Excerpted data:
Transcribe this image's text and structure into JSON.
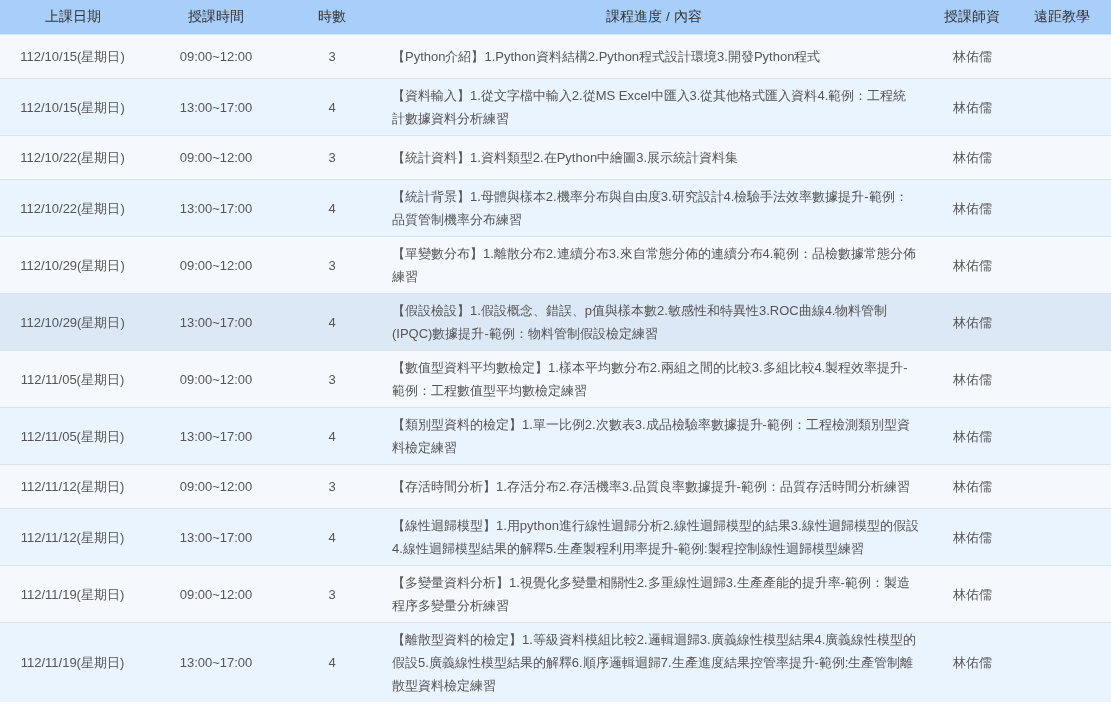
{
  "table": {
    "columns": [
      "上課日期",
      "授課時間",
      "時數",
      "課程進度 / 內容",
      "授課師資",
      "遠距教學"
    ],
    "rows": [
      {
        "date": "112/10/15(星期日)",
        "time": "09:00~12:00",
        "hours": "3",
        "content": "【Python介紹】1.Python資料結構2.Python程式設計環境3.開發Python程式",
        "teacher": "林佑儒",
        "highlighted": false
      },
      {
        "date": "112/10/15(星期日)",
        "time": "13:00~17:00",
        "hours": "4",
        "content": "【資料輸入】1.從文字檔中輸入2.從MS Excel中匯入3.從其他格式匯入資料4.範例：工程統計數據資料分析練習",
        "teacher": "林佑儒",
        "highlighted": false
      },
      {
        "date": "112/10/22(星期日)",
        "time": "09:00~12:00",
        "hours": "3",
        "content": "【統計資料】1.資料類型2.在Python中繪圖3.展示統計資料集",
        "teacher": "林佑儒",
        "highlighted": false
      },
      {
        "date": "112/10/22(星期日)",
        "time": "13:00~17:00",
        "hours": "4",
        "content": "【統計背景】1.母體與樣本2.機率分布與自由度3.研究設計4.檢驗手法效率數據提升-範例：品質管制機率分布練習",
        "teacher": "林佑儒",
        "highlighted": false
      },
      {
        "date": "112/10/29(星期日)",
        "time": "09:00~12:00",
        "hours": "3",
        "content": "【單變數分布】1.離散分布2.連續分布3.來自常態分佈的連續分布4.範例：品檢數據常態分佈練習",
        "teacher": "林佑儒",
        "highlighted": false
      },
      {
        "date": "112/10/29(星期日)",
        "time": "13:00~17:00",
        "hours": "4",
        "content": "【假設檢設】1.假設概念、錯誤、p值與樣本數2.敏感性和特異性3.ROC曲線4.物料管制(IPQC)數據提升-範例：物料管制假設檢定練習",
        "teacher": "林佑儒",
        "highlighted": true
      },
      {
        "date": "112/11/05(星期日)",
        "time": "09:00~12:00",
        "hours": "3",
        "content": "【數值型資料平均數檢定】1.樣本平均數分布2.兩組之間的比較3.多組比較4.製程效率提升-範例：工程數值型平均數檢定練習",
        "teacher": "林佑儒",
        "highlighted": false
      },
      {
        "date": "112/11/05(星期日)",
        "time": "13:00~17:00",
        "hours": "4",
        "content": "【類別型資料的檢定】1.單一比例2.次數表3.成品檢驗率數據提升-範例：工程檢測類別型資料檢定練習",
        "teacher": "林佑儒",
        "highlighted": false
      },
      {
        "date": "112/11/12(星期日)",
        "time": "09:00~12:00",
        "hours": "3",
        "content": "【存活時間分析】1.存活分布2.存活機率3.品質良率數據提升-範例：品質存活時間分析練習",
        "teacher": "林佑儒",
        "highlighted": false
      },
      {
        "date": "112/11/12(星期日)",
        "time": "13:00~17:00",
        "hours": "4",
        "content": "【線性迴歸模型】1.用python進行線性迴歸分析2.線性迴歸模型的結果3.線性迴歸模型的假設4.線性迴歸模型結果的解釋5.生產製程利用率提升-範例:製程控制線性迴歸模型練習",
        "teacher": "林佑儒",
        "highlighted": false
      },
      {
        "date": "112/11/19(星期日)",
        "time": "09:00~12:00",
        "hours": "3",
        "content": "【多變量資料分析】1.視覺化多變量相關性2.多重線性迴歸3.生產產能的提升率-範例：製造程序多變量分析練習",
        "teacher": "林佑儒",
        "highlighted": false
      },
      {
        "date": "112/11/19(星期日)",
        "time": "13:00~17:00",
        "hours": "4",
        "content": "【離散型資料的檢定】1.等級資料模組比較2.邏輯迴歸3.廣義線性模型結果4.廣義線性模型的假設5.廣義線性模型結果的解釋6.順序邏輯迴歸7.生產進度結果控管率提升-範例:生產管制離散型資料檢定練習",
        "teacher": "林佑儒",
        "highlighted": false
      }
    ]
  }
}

* * *

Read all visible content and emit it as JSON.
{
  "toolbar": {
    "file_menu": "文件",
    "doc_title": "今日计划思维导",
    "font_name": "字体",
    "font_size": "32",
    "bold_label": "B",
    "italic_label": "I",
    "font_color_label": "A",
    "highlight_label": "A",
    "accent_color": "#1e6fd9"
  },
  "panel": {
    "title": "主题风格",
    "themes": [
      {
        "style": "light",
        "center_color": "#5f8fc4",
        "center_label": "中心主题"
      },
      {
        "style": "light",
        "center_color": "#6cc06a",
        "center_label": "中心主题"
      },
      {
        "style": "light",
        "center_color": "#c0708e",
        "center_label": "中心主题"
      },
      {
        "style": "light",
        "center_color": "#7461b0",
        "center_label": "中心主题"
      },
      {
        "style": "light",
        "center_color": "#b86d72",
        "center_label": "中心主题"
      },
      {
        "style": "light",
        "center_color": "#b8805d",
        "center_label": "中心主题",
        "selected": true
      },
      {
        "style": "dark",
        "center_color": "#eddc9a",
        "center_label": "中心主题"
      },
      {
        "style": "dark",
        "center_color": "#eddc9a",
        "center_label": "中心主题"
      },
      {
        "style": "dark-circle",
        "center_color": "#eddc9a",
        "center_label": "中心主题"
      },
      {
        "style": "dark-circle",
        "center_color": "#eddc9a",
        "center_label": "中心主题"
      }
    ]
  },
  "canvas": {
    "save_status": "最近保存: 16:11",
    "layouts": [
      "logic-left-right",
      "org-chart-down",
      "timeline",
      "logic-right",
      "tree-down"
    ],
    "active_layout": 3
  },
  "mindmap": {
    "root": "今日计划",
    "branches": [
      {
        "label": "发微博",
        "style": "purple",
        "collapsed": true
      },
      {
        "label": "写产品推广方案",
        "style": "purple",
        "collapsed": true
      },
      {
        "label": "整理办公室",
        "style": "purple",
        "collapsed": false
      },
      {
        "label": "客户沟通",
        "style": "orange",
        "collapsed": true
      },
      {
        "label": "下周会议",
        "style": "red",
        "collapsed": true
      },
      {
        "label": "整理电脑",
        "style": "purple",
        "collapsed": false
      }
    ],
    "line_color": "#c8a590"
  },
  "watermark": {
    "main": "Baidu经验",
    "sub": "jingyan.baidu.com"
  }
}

--

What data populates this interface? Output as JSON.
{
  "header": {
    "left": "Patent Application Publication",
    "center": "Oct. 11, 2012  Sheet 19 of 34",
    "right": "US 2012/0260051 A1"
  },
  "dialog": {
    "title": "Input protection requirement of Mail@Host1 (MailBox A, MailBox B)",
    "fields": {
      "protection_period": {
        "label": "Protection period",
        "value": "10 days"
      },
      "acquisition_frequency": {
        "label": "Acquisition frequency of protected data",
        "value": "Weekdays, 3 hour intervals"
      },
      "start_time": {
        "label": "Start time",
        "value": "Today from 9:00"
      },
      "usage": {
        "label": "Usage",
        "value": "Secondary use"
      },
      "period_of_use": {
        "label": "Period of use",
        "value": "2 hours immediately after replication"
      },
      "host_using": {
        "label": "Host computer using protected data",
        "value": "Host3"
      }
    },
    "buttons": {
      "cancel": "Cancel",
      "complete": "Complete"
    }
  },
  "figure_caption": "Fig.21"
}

What you should do:
Copy out every line in the listing where the word "JSON" appears.

Expected output:
Transcribe this image's text and structure into JSON.
Read all visible content and emit it as JSON.
What data populates this interface? Output as JSON.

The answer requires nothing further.